▶ **Exercise**
Find every line in the records that holds the string "一般疑问句". Copy each one.

───── Data extract

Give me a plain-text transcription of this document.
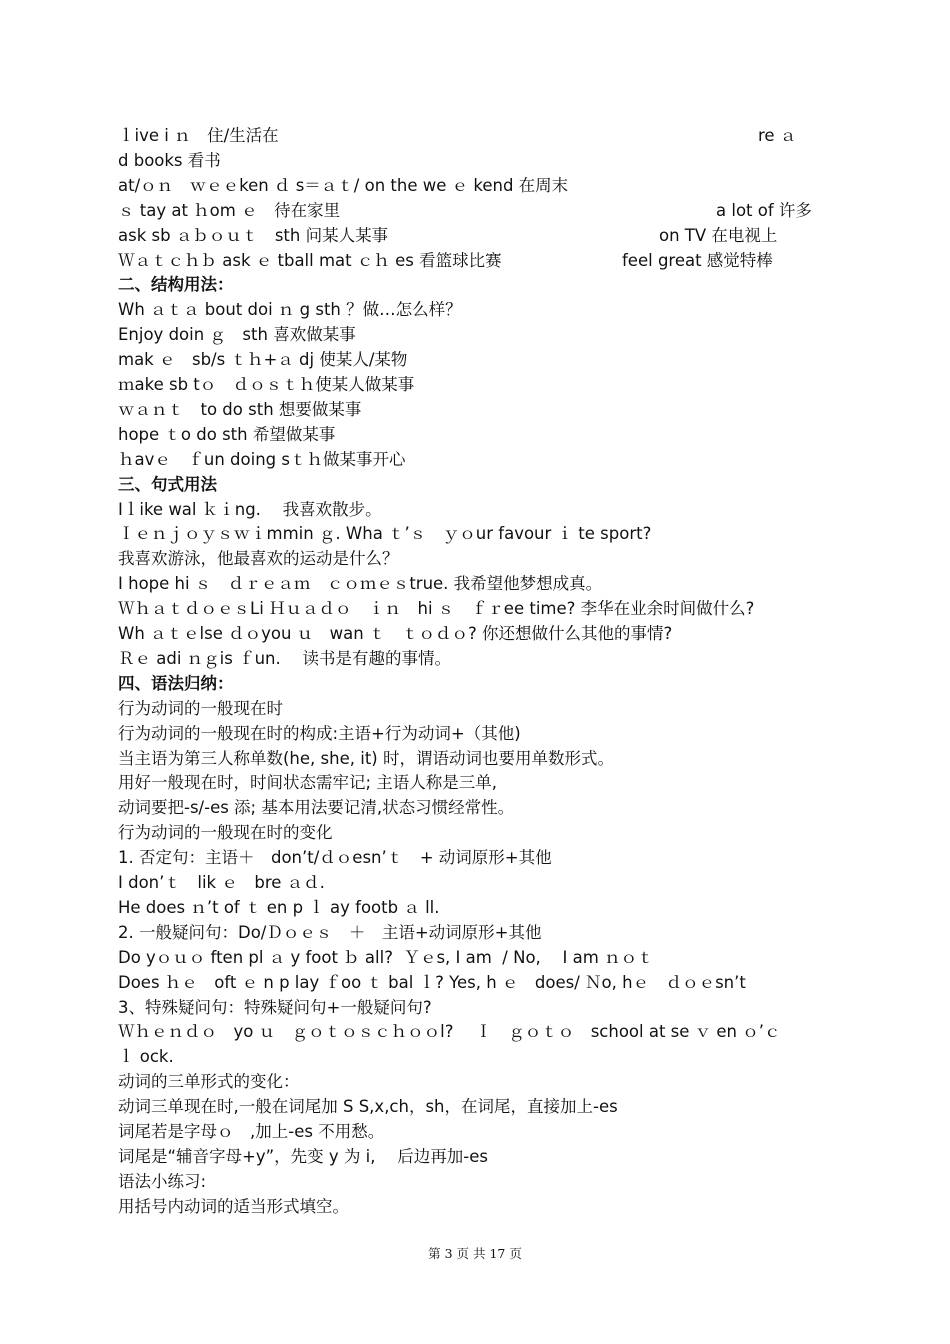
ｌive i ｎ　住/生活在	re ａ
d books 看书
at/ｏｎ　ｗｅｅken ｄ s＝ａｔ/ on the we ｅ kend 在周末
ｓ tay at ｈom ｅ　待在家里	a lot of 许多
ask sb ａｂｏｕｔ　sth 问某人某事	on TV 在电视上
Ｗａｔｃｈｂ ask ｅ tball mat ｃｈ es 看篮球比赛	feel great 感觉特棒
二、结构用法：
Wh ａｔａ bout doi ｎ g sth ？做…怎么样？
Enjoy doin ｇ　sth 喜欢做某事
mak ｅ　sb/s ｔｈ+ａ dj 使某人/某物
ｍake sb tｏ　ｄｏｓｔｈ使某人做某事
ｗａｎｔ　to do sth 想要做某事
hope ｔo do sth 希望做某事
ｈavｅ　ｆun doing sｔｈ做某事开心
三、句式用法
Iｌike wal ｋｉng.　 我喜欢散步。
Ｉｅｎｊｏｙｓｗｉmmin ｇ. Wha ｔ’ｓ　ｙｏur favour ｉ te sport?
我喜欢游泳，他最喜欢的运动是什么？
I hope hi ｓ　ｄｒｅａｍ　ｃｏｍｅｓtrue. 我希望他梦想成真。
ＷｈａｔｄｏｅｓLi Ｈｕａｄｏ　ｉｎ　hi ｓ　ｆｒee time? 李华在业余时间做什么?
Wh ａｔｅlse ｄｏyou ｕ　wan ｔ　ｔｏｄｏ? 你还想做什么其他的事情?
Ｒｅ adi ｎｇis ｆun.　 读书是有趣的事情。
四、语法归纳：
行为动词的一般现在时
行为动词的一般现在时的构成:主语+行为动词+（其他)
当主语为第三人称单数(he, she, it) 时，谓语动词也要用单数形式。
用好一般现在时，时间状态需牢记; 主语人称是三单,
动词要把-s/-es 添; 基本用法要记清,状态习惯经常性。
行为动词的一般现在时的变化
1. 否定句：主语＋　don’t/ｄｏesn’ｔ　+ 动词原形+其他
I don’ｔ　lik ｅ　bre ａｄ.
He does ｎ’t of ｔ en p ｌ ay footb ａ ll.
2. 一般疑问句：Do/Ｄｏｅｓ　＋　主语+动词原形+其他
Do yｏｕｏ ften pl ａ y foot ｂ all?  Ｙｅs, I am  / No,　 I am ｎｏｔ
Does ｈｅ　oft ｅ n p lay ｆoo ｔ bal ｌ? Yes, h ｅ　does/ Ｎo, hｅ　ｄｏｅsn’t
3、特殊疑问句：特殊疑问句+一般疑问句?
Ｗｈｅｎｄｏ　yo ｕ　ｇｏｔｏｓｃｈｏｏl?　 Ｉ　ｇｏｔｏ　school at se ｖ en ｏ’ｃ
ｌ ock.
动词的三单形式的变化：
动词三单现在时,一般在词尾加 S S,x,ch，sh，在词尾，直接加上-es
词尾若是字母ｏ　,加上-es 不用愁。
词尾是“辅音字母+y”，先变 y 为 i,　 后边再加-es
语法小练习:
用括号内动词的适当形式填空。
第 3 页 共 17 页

──────────

▶ **Task answer**
2. 一般疑问句：Do/Ｄｏｅｓ　＋　主语+动词原形+其他
3、特殊疑问句：特殊疑问句+一般疑问句?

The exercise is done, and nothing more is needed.